Scan the material and copy every line in which "image" appears.

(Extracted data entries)
++++++++++++++++++++
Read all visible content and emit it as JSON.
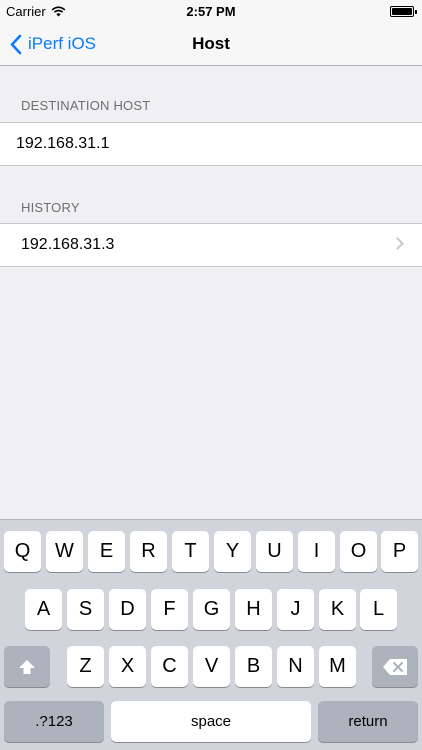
{
  "status_bar": {
    "carrier": "Carrier",
    "time": "2:57 PM"
  },
  "nav": {
    "back_label": "iPerf iOS",
    "title": "Host"
  },
  "destination": {
    "header": "DESTINATION HOST",
    "value": "192.168.31.1"
  },
  "history": {
    "header": "HISTORY",
    "items": [
      "192.168.31.3"
    ]
  },
  "keyboard": {
    "row1": [
      "Q",
      "W",
      "E",
      "R",
      "T",
      "Y",
      "U",
      "I",
      "O",
      "P"
    ],
    "row2": [
      "A",
      "S",
      "D",
      "F",
      "G",
      "H",
      "J",
      "K",
      "L"
    ],
    "row3": [
      "Z",
      "X",
      "C",
      "V",
      "B",
      "N",
      "M"
    ],
    "numbers_label": ".?123",
    "space_label": "space",
    "return_label": "return"
  },
  "colors": {
    "accent": "#0a7aff",
    "background": "#efeff4",
    "keyboard": "#d1d5db"
  }
}
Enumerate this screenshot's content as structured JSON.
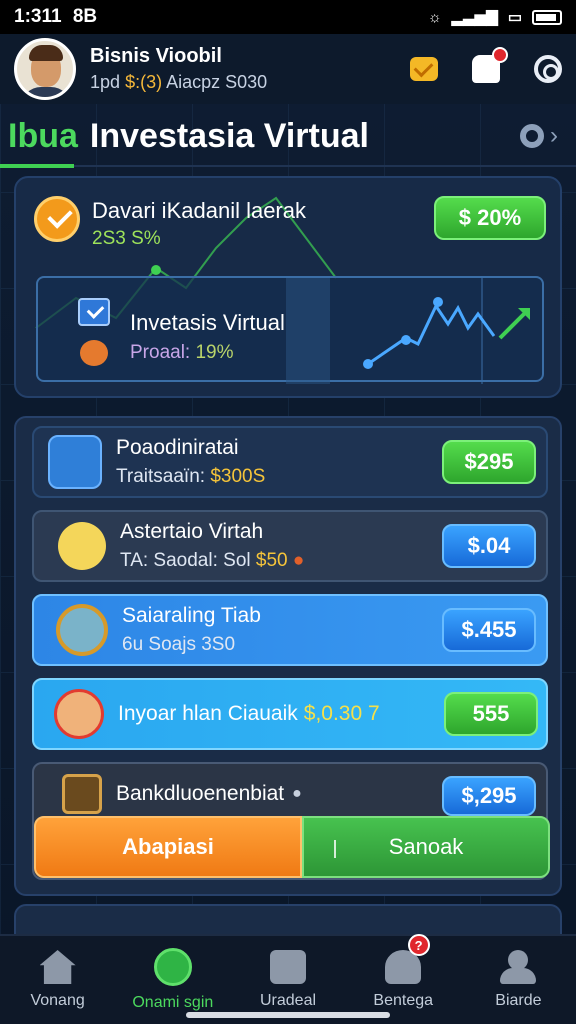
{
  "status_bar": {
    "time": "1:311",
    "carrier_glyph": "8B"
  },
  "header": {
    "user_name": "Bisnis Vioobil",
    "user_sub_prefix": "1pd",
    "user_sub_amount": "$:(3)",
    "user_sub_suffix": "Aiacpz S030",
    "icons": [
      "mail-icon",
      "bell-icon",
      "gear-icon"
    ]
  },
  "title_bar": {
    "prefix": "Ibua",
    "title": "Investasia Virtual"
  },
  "top_card": {
    "title": "Davari iKadanil laerak",
    "subtitle": "2S3 S%",
    "badge": "$ 20%",
    "inner_title": "Invetasis Virtual",
    "inner_label": "Proaal:",
    "inner_value": "19%"
  },
  "list": [
    {
      "title": "Poaodiniratai",
      "sub_label": "Traitsaaïn:",
      "sub_value": "$300S",
      "badge": "$295"
    },
    {
      "title": "Astertaio Virtah",
      "sub_label": "TA: Saodal: Sol",
      "sub_value": "$50",
      "badge": "$.04"
    },
    {
      "title": "Saiaraling Tiab",
      "sub_label": "6u Soajs 3S0",
      "sub_value": "",
      "badge": "$.455"
    },
    {
      "title": "Inyoar hlan Ciauaik",
      "sub_label": "",
      "sub_value": "$,0.30  7",
      "badge": "555"
    },
    {
      "title": "Bankdluoenenbiat",
      "sub_label": "",
      "sub_value": "",
      "badge": "$,295"
    }
  ],
  "actions": {
    "left": "Abapiasi",
    "right": "Sanoak"
  },
  "nav": [
    {
      "label": "Vonang",
      "icon": "home-icon"
    },
    {
      "label": "Onami sgin",
      "icon": "active-icon"
    },
    {
      "label": "Uradeal",
      "icon": "list-icon"
    },
    {
      "label": "Bentega",
      "icon": "bell-icon",
      "badge": "?"
    },
    {
      "label": "Biarde",
      "icon": "group-icon"
    }
  ],
  "colors": {
    "accent_green": "#4cd95e",
    "accent_blue": "#2f8ef0",
    "accent_orange": "#f39a1b",
    "badge_red": "#e0272d"
  }
}
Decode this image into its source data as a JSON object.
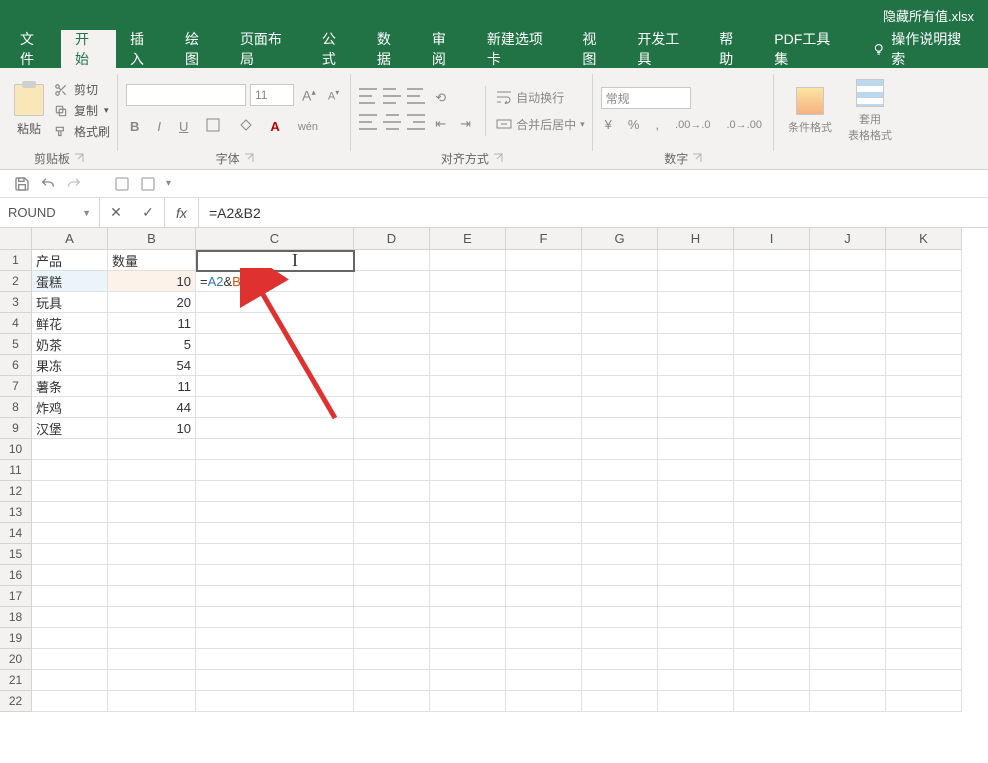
{
  "title_bar": {
    "filename": "隐藏所有值.xlsx"
  },
  "tabs": {
    "file": "文件",
    "home": "开始",
    "insert": "插入",
    "draw": "绘图",
    "page_layout": "页面布局",
    "formulas": "公式",
    "data": "数据",
    "review": "审阅",
    "new_tab": "新建选项卡",
    "view": "视图",
    "developer": "开发工具",
    "help": "帮助",
    "pdf": "PDF工具集",
    "search": "操作说明搜索"
  },
  "ribbon": {
    "clipboard": {
      "paste": "粘贴",
      "cut": "剪切",
      "copy": "复制",
      "format_painter": "格式刷",
      "label": "剪贴板"
    },
    "font": {
      "size": "11",
      "label": "字体",
      "bold": "B",
      "italic": "I",
      "underline": "U",
      "increase": "A",
      "decrease": "A"
    },
    "alignment": {
      "wrap": "自动换行",
      "merge": "合并后居中",
      "label": "对齐方式"
    },
    "number": {
      "format": "常规",
      "label": "数字"
    },
    "styles": {
      "cond": "条件格式",
      "table": "套用\n表格格式"
    }
  },
  "formula_bar": {
    "name_box": "ROUND",
    "formula": "=A2&B2"
  },
  "grid": {
    "columns": [
      "A",
      "B",
      "C",
      "D",
      "E",
      "F",
      "G",
      "H",
      "I",
      "J",
      "K"
    ],
    "rows": 22,
    "headers": {
      "A1": "产品",
      "B1": "数量"
    },
    "data": [
      {
        "a": "蛋糕",
        "b": 10
      },
      {
        "a": "玩具",
        "b": 20
      },
      {
        "a": "鲜花",
        "b": 11
      },
      {
        "a": "奶茶",
        "b": 5
      },
      {
        "a": "果冻",
        "b": 54
      },
      {
        "a": "薯条",
        "b": 11
      },
      {
        "a": "炸鸡",
        "b": 44
      },
      {
        "a": "汉堡",
        "b": 10
      }
    ],
    "active_cell": {
      "address": "C2",
      "formula_parts": {
        "eq": "=",
        "ref1": "A2",
        "op": "&",
        "ref2": "B2"
      }
    }
  }
}
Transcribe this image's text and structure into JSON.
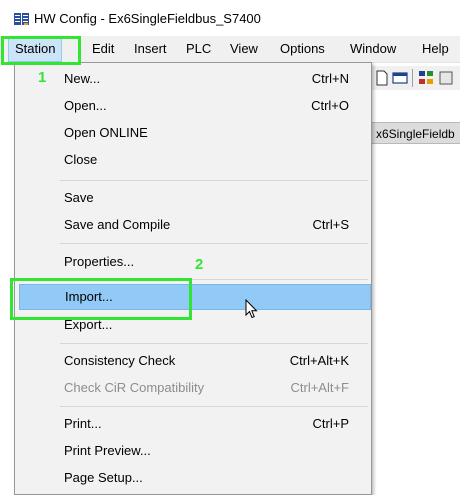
{
  "window": {
    "title": "HW Config - Ex6SingleFieldbus_S7400"
  },
  "menubar": {
    "items": [
      {
        "label": "Station",
        "active": true
      },
      {
        "label": "Edit"
      },
      {
        "label": "Insert"
      },
      {
        "label": "PLC"
      },
      {
        "label": "View"
      },
      {
        "label": "Options"
      },
      {
        "label": "Window"
      },
      {
        "label": "Help"
      }
    ]
  },
  "background": {
    "doc_tab_label": "x6SingleFieldb"
  },
  "dropdown": {
    "items": [
      {
        "label": "New...",
        "shortcut": "Ctrl+N"
      },
      {
        "label": "Open...",
        "shortcut": "Ctrl+O"
      },
      {
        "label": "Open ONLINE",
        "shortcut": ""
      },
      {
        "label": "Close",
        "shortcut": ""
      },
      {
        "label": "Save",
        "shortcut": ""
      },
      {
        "label": "Save and Compile",
        "shortcut": "Ctrl+S"
      },
      {
        "label": "Properties...",
        "shortcut": ""
      },
      {
        "label": "Import...",
        "shortcut": "",
        "hover": true
      },
      {
        "label": "Export...",
        "shortcut": ""
      },
      {
        "label": "Consistency Check",
        "shortcut": "Ctrl+Alt+K"
      },
      {
        "label": "Check CiR Compatibility",
        "shortcut": "Ctrl+Alt+F",
        "disabled": true
      },
      {
        "label": "Print...",
        "shortcut": "Ctrl+P"
      },
      {
        "label": "Print Preview...",
        "shortcut": ""
      },
      {
        "label": "Page Setup...",
        "shortcut": ""
      }
    ]
  },
  "annotations": {
    "step1": "1",
    "step2": "2",
    "highlight_color": "#33e533"
  },
  "colors": {
    "menu_hover": "#91c9f7",
    "menubar_active": "#cce4f7"
  }
}
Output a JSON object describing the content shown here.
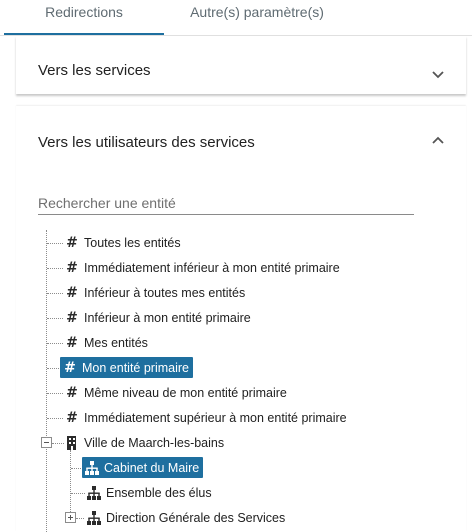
{
  "tabs": [
    {
      "label": "Redirections",
      "active": true
    },
    {
      "label": "Autre(s) paramètre(s)",
      "active": false
    }
  ],
  "panels": {
    "services": {
      "title": "Vers les services",
      "expanded": false
    },
    "users": {
      "title": "Vers les utilisateurs des services",
      "expanded": true
    }
  },
  "search": {
    "placeholder": "Rechercher une entité",
    "value": ""
  },
  "tree": {
    "items": [
      {
        "label": "Toutes les entités",
        "icon": "hash-icon"
      },
      {
        "label": "Immédiatement inférieur à mon entité primaire",
        "icon": "hash-icon"
      },
      {
        "label": "Inférieur à toutes mes entités",
        "icon": "hash-icon"
      },
      {
        "label": "Inférieur à mon entité primaire",
        "icon": "hash-icon"
      },
      {
        "label": "Mes entités",
        "icon": "hash-icon"
      },
      {
        "label": "Mon entité primaire",
        "icon": "hash-icon",
        "selected": true
      },
      {
        "label": "Même niveau de mon entité primaire",
        "icon": "hash-icon"
      },
      {
        "label": "Immédiatement supérieur à mon entité primaire",
        "icon": "hash-icon"
      },
      {
        "label": "Ville de Maarch-les-bains",
        "icon": "building-icon",
        "expanded": true
      },
      {
        "label": "Cabinet du Maire",
        "icon": "org-chart-icon",
        "selected": true
      },
      {
        "label": "Ensemble des élus",
        "icon": "org-chart-icon"
      },
      {
        "label": "Direction Générale des Services",
        "icon": "org-chart-icon",
        "expanded": false
      }
    ]
  },
  "colors": {
    "accent": "#1e6f9f",
    "text": "#212121",
    "muted": "#5f6b72"
  }
}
++++++++++++++++++++
(The solution):
Decode this image into its source data as a JSON object.
Transcribe this image's text and structure into JSON.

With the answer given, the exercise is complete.